(Stored entries)
## BEGIN

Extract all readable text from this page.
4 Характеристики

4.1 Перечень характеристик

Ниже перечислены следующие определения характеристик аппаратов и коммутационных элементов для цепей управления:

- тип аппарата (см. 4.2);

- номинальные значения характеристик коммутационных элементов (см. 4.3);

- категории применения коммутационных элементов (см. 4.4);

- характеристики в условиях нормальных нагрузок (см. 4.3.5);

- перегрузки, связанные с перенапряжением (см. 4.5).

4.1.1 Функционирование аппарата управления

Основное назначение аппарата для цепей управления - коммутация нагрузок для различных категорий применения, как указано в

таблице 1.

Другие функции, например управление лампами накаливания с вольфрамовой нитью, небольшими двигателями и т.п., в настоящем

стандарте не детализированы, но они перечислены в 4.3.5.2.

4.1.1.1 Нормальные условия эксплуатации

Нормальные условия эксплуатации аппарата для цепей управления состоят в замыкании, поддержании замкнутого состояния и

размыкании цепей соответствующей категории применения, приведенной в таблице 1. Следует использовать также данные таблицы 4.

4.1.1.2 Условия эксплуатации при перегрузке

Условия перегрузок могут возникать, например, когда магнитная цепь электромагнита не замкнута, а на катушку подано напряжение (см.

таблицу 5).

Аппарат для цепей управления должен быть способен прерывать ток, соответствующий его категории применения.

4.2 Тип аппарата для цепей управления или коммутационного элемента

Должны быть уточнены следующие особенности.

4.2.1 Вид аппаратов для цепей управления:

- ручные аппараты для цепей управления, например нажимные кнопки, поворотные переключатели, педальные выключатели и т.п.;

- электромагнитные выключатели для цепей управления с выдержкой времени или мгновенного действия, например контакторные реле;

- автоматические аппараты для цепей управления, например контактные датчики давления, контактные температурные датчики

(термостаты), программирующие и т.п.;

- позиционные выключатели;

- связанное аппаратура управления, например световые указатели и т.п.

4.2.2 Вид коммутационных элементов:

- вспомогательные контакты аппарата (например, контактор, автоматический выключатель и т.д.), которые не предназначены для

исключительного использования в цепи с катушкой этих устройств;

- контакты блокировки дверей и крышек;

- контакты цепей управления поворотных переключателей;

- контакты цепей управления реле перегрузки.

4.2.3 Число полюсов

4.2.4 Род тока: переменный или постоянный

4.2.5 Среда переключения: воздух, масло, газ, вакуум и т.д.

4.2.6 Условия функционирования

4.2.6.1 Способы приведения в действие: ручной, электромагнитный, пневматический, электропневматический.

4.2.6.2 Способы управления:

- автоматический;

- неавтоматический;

## END

• _Exercise requirements_: List the lines of the entries that include "например".

• _Exercise output_:
Другие функции, например управление лампами накаливания с вольфрамовой нитью, небольшими двигателями и т.п., в настоящем
Условия перегрузок могут возникать, например, когда магнитная цепь электромагнита не замкнута, а на катушку подано напряжение (см.
- ручные аппараты для цепей управления, например нажимные кнопки, поворотные переключатели, педальные выключатели и т.п.;
- электромагнитные выключатели для цепей управления с выдержкой времени или мгновенного действия, например контакторные реле;
- автоматические аппараты для цепей управления, например контактные датчики давления, контактные температурные датчики
- связанное аппаратура управления, например световые указатели и т.п.
- вспомогательные контакты аппарата (например, контактор, автоматический выключатель и т.д.), которые не предназначены для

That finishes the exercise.